Prompt: For every line in the data below that contains "JSON", copy the line.

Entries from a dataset
+ + + + + + +
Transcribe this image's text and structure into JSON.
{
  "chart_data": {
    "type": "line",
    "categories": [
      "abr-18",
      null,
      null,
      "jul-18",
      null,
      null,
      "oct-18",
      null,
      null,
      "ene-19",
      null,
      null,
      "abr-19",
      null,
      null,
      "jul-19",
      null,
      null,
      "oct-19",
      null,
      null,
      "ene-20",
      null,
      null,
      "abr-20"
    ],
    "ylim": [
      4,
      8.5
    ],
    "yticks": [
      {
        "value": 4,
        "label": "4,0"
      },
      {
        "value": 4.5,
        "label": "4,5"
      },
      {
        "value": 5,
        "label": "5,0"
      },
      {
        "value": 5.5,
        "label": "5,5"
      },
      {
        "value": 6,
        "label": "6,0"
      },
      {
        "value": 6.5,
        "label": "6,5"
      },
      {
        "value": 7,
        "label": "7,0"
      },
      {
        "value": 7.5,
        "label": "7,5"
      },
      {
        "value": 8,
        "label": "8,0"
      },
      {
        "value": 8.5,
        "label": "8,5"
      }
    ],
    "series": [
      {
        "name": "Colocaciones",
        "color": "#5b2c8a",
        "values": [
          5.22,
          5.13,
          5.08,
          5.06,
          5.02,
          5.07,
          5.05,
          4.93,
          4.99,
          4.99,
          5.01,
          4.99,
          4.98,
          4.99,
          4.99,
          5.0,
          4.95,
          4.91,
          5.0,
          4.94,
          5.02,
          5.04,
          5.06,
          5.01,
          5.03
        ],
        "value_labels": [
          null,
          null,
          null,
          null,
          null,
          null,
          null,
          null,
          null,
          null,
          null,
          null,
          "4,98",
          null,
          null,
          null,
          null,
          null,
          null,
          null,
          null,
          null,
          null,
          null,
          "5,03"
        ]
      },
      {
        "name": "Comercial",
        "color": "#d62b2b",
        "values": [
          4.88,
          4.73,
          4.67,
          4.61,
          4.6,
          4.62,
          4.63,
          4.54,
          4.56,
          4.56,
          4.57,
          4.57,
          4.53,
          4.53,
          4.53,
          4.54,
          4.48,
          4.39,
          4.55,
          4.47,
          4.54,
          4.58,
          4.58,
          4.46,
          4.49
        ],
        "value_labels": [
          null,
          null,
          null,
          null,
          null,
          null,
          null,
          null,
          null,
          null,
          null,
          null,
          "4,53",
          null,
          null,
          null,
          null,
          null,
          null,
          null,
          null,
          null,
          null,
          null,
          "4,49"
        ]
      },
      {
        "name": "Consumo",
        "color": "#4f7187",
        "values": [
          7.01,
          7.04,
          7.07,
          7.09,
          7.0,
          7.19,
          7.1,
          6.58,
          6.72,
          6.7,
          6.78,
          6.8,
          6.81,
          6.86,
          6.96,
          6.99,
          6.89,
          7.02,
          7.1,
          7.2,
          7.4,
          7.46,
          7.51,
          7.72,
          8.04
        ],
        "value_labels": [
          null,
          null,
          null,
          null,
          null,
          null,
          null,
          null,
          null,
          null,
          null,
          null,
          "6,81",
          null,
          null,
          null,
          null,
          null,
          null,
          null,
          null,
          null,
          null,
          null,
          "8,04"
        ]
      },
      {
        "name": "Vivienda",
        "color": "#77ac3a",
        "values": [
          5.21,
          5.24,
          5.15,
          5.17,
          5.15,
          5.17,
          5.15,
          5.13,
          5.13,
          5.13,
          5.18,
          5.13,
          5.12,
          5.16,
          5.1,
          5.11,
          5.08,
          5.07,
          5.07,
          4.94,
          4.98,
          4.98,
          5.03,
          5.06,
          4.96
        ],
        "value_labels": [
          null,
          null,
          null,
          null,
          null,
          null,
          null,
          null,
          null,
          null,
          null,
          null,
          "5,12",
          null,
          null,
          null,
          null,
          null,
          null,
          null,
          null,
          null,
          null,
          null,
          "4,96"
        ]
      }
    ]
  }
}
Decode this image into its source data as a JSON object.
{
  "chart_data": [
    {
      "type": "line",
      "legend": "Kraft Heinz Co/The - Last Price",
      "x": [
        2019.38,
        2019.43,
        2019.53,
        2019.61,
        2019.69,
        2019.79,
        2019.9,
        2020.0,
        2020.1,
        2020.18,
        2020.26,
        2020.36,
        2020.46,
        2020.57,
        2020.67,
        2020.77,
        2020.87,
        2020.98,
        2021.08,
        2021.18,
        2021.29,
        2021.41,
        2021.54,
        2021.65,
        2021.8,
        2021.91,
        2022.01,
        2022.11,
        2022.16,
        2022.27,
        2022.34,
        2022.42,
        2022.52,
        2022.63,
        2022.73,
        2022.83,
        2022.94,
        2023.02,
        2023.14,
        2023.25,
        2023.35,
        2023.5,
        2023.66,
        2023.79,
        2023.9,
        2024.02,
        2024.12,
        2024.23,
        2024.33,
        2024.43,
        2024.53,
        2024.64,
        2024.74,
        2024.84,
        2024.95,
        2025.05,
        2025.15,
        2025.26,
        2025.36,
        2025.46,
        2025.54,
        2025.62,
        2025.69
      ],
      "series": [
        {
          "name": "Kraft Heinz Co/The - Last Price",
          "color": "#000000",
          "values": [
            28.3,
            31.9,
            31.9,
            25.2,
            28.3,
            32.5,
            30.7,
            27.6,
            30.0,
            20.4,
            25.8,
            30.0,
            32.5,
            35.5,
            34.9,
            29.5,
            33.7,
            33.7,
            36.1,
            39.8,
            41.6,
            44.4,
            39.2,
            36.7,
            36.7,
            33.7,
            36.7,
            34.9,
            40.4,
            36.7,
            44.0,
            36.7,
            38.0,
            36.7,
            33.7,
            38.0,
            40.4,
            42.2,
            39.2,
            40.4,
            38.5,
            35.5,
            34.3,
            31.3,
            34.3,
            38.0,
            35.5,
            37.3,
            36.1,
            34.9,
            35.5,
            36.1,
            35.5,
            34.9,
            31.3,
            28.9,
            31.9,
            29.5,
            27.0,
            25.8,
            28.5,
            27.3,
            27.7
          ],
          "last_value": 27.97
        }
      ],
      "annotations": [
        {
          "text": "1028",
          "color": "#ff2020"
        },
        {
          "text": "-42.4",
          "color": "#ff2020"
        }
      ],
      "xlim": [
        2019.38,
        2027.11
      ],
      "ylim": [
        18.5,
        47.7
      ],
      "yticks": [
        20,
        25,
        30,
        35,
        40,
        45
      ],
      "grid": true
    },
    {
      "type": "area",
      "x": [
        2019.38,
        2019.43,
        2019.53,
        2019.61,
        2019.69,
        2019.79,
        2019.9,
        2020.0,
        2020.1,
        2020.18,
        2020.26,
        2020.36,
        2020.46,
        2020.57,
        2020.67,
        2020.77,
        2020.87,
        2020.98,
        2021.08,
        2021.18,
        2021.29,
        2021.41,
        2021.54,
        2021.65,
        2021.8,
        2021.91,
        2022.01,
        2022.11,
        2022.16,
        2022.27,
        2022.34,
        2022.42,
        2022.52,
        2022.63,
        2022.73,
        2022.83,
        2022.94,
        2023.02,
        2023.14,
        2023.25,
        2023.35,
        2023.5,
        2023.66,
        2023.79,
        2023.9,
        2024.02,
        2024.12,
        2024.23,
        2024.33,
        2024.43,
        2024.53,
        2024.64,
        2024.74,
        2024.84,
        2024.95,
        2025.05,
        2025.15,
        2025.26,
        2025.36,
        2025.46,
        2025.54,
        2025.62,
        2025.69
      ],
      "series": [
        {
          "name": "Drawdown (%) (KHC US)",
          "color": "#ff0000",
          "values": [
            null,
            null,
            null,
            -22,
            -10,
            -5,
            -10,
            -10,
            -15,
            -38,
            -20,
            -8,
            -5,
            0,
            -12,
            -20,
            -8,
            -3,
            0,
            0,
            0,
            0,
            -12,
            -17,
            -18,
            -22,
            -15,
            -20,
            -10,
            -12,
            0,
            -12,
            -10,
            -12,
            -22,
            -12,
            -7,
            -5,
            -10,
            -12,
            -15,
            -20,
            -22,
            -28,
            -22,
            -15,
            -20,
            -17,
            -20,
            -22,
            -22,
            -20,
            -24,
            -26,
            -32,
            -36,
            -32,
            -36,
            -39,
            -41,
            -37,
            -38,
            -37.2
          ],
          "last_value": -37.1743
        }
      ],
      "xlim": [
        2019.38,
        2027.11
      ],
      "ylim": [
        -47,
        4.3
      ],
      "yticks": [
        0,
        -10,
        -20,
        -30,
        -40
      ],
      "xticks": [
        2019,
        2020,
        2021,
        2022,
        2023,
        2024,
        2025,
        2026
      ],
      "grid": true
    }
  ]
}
+ + + + + + +
Answer to this problem:
Transcribe this image's text and structure into JSON.
Decode this image into its source data as a JSON object.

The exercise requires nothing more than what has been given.